What is needed: Retype all the entries word for word, but omit the pictures.

Material for the task:
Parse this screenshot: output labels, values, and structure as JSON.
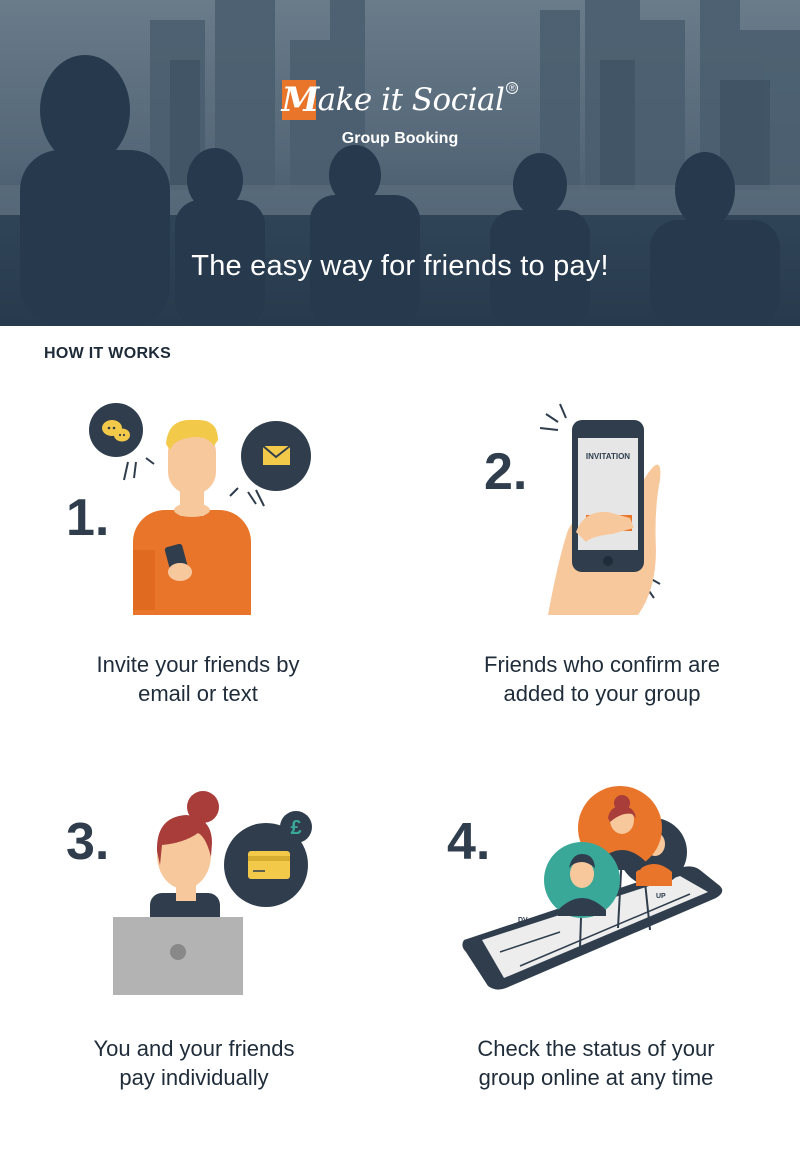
{
  "hero": {
    "brand_initial": "M",
    "brand_rest": "ake it Social",
    "registered": "®",
    "subtitle": "Group Booking",
    "tagline": "The easy way for friends to pay!"
  },
  "section_title": "HOW IT WORKS",
  "steps": [
    {
      "number": "1.",
      "caption_line1": "Invite your friends by",
      "caption_line2": "email or text"
    },
    {
      "number": "2.",
      "caption_line1": "Friends who confirm are",
      "caption_line2": "added to your group",
      "phone_text": "INVITATION"
    },
    {
      "number": "3.",
      "caption_line1": "You and your friends",
      "caption_line2": "pay individually",
      "currency": "£"
    },
    {
      "number": "4.",
      "caption_line1": "Check the status of your",
      "caption_line2": "group online at any time",
      "phone_label_a": "DV",
      "phone_label_b": "UP"
    }
  ],
  "colors": {
    "navy": "#2f3d4d",
    "orange": "#e8752a",
    "yellow": "#f3c94a",
    "teal": "#3aa899",
    "skin": "#f8c89d"
  }
}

Correct result:
Parse this screenshot: output labels, values, and structure as JSON.
{
  "hero": {
    "brand_initial": "M",
    "brand_rest": "ake it Social",
    "registered": "®",
    "subtitle": "Group Booking",
    "tagline": "The easy way for friends to pay!"
  },
  "section_title": "HOW IT WORKS",
  "steps": [
    {
      "number": "1.",
      "caption_line1": "Invite your friends by",
      "caption_line2": "email or text"
    },
    {
      "number": "2.",
      "caption_line1": "Friends who confirm are",
      "caption_line2": "added to your group",
      "phone_text": "INVITATION"
    },
    {
      "number": "3.",
      "caption_line1": "You and your friends",
      "caption_line2": "pay individually",
      "currency": "£"
    },
    {
      "number": "4.",
      "caption_line1": "Check the status of your",
      "caption_line2": "group online at any time",
      "phone_label_a": "DV",
      "phone_label_b": "UP"
    }
  ],
  "colors": {
    "navy": "#2f3d4d",
    "orange": "#e8752a",
    "yellow": "#f3c94a",
    "teal": "#3aa899",
    "skin": "#f8c89d"
  }
}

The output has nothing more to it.